■ Task directions
Each line of the listing must be transcribed exactly, except for the images, which should be excluded.

■ Input rows
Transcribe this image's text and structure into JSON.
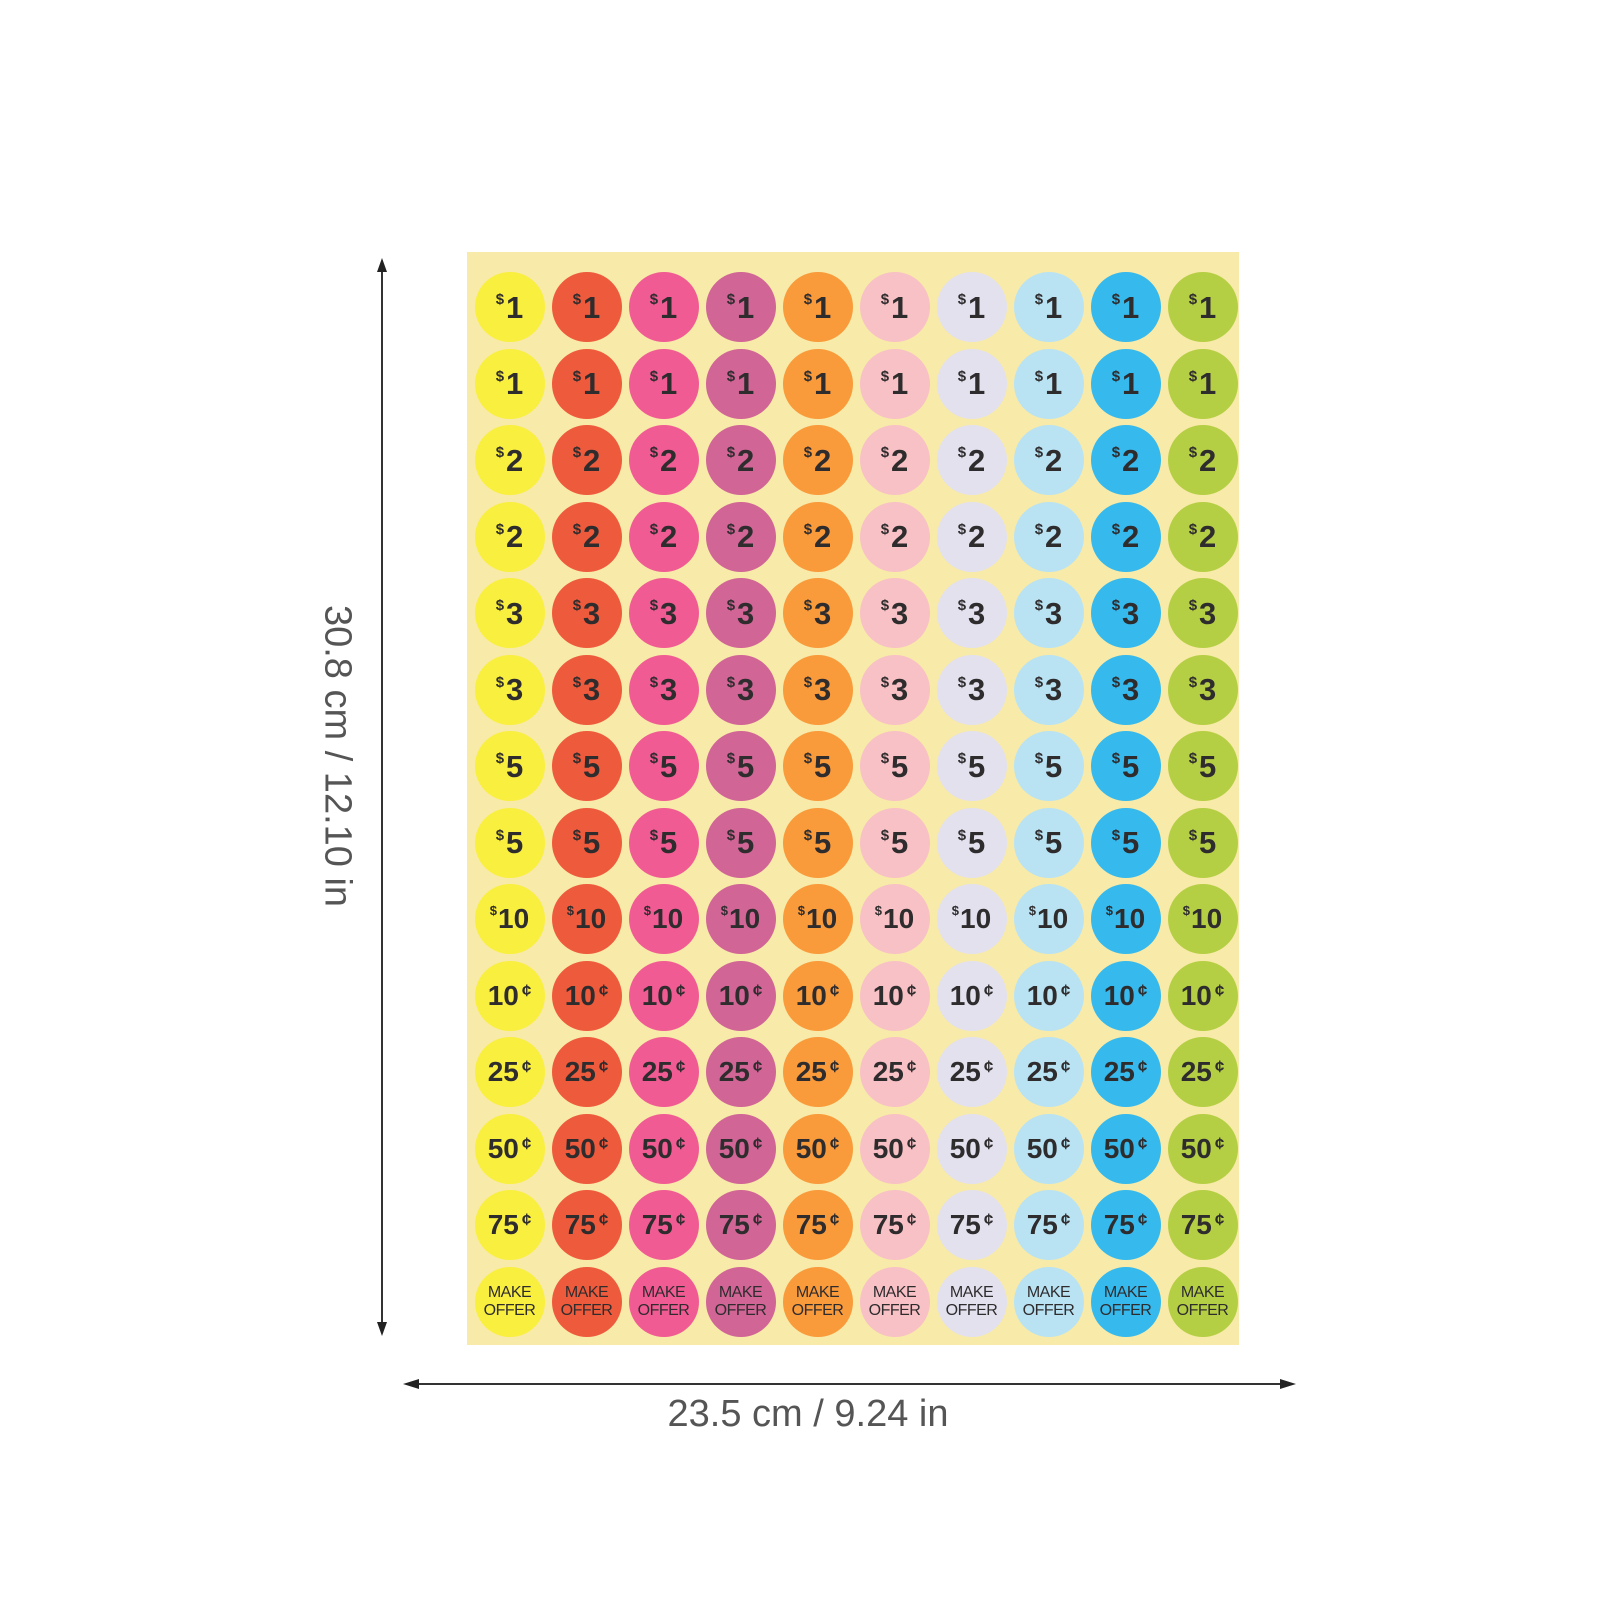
{
  "dimensions": {
    "height_label": "30.8 cm / 12.10 in",
    "width_label": "23.5 cm / 9.24 in"
  },
  "sheet": {
    "background_color": "#f8eaa8",
    "column_colors": [
      "#f9ef3e",
      "#ee5a3c",
      "#f15b93",
      "#d06596",
      "#f99a3b",
      "#f8c1c5",
      "#e3e1ee",
      "#b9e3f3",
      "#36b9ec",
      "#b5cf44"
    ],
    "rows": [
      {
        "type": "dollar",
        "symbol": "$",
        "value": "1"
      },
      {
        "type": "dollar",
        "symbol": "$",
        "value": "1"
      },
      {
        "type": "dollar",
        "symbol": "$",
        "value": "2"
      },
      {
        "type": "dollar",
        "symbol": "$",
        "value": "2"
      },
      {
        "type": "dollar",
        "symbol": "$",
        "value": "3"
      },
      {
        "type": "dollar",
        "symbol": "$",
        "value": "3"
      },
      {
        "type": "dollar",
        "symbol": "$",
        "value": "5"
      },
      {
        "type": "dollar",
        "symbol": "$",
        "value": "5"
      },
      {
        "type": "dollar",
        "symbol": "$",
        "value": "10"
      },
      {
        "type": "cent",
        "symbol": "¢",
        "value": "10"
      },
      {
        "type": "cent",
        "symbol": "¢",
        "value": "25"
      },
      {
        "type": "cent",
        "symbol": "¢",
        "value": "50"
      },
      {
        "type": "cent",
        "symbol": "¢",
        "value": "75"
      },
      {
        "type": "offer",
        "line1": "MAKE",
        "line2": "OFFER"
      }
    ]
  }
}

■ Result
Transcribe this image's text and structure into JSON.
{
  "dimensions": {
    "height_label": "30.8 cm / 12.10 in",
    "width_label": "23.5 cm / 9.24 in"
  },
  "sheet": {
    "background_color": "#f8eaa8",
    "column_colors": [
      "#f9ef3e",
      "#ee5a3c",
      "#f15b93",
      "#d06596",
      "#f99a3b",
      "#f8c1c5",
      "#e3e1ee",
      "#b9e3f3",
      "#36b9ec",
      "#b5cf44"
    ],
    "rows": [
      {
        "type": "dollar",
        "symbol": "$",
        "value": "1"
      },
      {
        "type": "dollar",
        "symbol": "$",
        "value": "1"
      },
      {
        "type": "dollar",
        "symbol": "$",
        "value": "2"
      },
      {
        "type": "dollar",
        "symbol": "$",
        "value": "2"
      },
      {
        "type": "dollar",
        "symbol": "$",
        "value": "3"
      },
      {
        "type": "dollar",
        "symbol": "$",
        "value": "3"
      },
      {
        "type": "dollar",
        "symbol": "$",
        "value": "5"
      },
      {
        "type": "dollar",
        "symbol": "$",
        "value": "5"
      },
      {
        "type": "dollar",
        "symbol": "$",
        "value": "10"
      },
      {
        "type": "cent",
        "symbol": "¢",
        "value": "10"
      },
      {
        "type": "cent",
        "symbol": "¢",
        "value": "25"
      },
      {
        "type": "cent",
        "symbol": "¢",
        "value": "50"
      },
      {
        "type": "cent",
        "symbol": "¢",
        "value": "75"
      },
      {
        "type": "offer",
        "line1": "MAKE",
        "line2": "OFFER"
      }
    ]
  }
}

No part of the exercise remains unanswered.